For the material that follows, list every line containing the word "Facility".

╔══

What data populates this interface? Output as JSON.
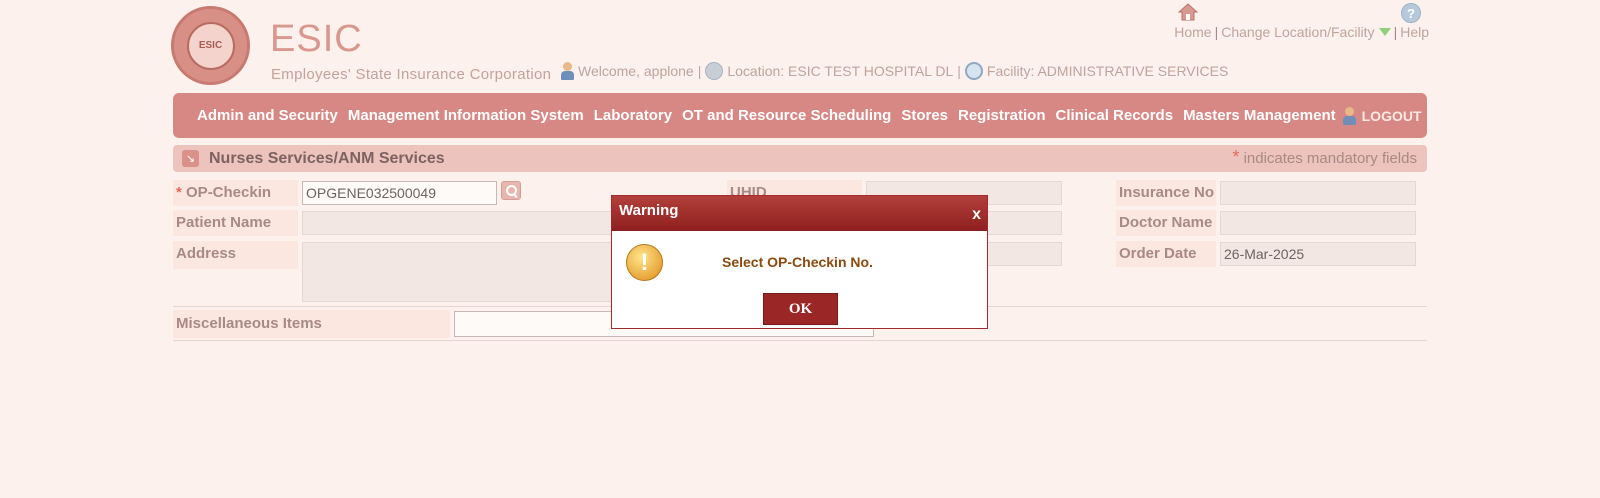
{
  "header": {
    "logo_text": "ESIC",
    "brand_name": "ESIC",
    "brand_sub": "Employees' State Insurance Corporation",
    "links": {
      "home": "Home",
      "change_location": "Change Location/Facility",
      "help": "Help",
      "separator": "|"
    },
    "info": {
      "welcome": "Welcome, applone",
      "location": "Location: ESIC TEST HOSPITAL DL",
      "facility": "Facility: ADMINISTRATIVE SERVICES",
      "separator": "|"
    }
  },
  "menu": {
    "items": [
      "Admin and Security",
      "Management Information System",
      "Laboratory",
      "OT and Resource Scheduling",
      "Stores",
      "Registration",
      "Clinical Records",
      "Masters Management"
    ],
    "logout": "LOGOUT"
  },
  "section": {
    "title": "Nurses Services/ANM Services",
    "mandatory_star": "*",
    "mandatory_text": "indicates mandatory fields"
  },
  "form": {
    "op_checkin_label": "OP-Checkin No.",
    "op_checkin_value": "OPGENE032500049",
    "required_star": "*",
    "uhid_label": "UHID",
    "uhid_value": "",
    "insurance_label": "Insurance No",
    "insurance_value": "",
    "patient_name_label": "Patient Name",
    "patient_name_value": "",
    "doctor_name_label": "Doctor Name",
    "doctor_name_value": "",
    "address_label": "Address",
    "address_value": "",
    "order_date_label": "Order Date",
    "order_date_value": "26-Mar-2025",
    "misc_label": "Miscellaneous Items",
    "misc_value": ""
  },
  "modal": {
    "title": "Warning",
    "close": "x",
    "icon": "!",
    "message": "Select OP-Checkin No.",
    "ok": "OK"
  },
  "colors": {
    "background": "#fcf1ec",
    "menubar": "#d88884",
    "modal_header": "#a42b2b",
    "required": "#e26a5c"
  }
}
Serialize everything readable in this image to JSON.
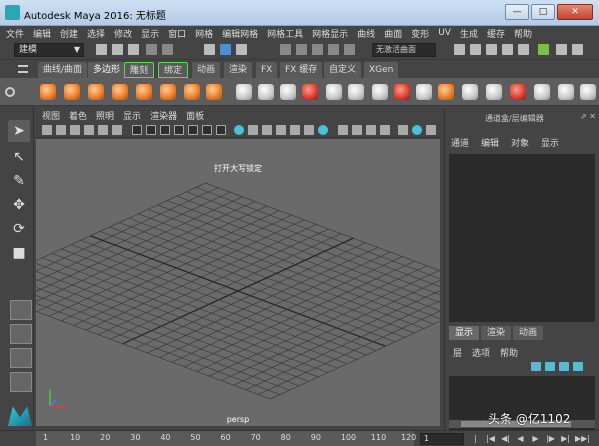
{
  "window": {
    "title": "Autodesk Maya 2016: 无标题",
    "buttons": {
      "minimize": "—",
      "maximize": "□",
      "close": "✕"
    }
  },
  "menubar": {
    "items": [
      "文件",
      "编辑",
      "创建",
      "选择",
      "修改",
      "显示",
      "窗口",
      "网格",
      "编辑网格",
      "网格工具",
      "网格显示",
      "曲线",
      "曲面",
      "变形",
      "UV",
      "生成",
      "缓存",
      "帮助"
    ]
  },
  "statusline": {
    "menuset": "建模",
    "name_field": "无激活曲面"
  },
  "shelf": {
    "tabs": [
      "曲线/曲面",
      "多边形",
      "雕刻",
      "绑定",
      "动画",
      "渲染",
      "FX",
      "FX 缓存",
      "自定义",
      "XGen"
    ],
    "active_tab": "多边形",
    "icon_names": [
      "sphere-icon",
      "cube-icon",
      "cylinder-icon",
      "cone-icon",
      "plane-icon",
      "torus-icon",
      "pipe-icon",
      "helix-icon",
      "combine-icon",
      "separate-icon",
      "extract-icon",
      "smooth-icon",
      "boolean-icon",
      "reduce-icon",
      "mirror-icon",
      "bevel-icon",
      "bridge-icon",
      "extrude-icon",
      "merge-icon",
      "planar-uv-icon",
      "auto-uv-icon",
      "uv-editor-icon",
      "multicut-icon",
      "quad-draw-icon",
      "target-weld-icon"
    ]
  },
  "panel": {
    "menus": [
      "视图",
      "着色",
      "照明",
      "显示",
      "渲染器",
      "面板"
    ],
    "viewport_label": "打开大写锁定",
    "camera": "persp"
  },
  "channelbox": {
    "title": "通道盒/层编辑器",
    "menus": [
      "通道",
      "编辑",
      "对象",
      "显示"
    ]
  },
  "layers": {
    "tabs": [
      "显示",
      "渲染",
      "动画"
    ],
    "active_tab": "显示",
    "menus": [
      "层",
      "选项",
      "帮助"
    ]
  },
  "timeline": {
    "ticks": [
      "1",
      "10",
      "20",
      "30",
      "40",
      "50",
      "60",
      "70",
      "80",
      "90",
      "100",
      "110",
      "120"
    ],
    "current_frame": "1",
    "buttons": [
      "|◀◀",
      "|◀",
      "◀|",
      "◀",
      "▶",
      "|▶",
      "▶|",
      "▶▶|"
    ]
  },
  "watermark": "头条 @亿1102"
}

╚══
╔══

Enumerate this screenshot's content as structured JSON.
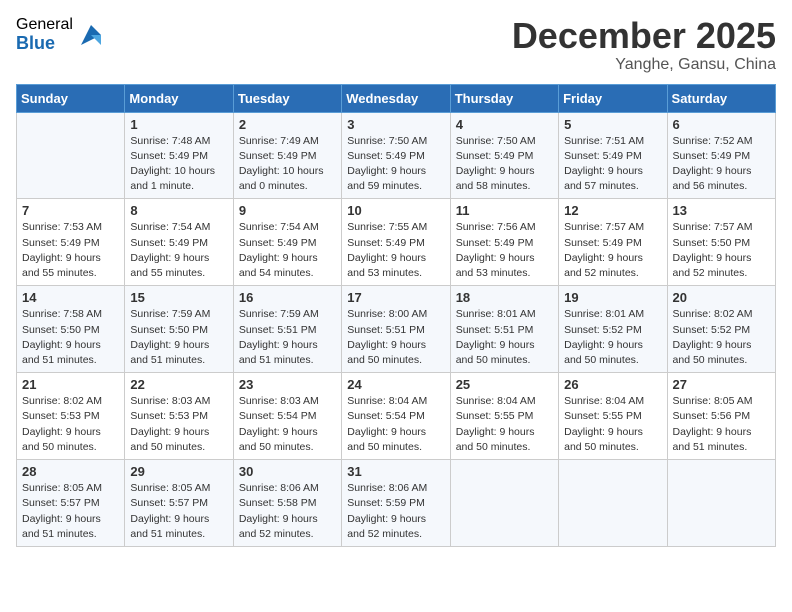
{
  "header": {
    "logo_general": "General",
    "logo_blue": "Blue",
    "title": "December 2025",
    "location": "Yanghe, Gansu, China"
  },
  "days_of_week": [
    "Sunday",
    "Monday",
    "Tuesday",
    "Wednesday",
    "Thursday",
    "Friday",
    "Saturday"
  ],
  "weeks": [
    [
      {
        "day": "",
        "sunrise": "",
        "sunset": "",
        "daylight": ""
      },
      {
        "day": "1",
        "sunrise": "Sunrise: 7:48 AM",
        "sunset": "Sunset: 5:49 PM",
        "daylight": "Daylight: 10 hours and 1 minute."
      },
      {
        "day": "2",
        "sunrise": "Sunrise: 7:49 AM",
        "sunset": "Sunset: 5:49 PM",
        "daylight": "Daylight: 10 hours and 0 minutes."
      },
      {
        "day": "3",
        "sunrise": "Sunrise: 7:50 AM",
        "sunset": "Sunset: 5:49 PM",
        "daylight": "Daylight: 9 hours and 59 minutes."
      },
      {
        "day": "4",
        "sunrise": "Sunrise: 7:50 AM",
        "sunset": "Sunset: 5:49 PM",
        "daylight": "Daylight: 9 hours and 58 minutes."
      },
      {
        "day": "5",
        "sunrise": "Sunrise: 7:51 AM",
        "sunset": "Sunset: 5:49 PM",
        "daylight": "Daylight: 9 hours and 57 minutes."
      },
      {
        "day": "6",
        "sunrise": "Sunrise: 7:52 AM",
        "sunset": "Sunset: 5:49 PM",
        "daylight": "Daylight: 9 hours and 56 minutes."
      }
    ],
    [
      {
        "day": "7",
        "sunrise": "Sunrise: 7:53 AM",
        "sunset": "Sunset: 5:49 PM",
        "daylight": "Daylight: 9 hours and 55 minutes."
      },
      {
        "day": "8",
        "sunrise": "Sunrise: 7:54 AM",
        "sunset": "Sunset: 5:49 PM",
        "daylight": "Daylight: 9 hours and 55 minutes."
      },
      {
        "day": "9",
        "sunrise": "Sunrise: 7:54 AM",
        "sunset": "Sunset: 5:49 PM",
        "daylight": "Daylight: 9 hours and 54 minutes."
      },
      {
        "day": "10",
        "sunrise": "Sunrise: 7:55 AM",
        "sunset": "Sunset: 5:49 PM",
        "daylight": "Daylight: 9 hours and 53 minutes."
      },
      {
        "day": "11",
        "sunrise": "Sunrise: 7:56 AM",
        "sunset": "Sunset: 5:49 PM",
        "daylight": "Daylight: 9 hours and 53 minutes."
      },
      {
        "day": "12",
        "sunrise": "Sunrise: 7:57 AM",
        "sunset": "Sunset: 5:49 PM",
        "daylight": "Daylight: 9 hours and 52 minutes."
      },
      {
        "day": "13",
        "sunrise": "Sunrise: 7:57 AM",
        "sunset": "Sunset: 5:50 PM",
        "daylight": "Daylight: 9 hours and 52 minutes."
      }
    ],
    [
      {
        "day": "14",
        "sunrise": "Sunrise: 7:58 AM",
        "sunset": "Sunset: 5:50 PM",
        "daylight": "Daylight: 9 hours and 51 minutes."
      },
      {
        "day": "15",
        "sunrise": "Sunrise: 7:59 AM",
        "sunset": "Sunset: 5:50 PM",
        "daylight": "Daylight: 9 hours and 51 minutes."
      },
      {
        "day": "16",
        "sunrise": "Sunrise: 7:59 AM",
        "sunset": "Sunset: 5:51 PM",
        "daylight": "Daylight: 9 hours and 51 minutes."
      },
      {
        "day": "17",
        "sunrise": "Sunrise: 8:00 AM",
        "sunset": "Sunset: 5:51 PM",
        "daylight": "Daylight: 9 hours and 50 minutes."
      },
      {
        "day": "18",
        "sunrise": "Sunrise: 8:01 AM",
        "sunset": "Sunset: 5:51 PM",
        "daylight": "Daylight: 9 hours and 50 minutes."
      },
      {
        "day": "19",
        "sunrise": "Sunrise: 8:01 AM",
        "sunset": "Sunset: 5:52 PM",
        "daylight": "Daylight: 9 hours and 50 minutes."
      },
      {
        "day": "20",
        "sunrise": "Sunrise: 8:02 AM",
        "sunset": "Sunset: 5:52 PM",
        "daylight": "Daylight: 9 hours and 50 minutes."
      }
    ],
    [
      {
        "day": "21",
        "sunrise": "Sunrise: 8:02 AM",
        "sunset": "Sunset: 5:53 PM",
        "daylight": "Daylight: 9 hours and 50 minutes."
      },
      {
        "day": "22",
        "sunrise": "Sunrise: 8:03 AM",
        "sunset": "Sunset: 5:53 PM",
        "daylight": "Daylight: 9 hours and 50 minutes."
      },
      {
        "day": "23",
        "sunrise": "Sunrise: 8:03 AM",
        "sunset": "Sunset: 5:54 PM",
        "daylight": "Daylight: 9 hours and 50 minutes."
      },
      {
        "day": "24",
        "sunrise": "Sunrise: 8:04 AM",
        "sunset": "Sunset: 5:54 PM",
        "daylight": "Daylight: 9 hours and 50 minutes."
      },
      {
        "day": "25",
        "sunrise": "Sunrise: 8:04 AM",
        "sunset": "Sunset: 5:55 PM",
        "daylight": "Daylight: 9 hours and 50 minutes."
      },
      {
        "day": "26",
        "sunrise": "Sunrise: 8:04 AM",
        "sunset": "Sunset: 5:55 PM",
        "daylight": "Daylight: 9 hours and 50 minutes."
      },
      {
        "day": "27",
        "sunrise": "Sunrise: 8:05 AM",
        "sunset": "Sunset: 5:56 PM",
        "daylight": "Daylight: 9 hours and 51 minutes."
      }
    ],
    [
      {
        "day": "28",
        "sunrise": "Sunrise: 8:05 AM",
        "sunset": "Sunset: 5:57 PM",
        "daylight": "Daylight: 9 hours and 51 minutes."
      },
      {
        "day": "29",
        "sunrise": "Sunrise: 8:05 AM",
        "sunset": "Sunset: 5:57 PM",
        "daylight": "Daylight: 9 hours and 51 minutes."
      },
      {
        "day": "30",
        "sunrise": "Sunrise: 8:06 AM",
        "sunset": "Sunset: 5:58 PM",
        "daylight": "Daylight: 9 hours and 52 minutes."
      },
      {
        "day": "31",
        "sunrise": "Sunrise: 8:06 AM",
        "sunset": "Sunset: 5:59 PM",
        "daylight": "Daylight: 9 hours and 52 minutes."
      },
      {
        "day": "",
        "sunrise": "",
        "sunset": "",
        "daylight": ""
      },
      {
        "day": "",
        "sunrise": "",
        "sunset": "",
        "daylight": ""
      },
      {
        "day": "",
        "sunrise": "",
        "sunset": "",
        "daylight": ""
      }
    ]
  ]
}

╚══

» Task result:
      "change_location": "Change Location/Facility",
      "facility": "Facility: ADMINISTRATIVE SERVICES",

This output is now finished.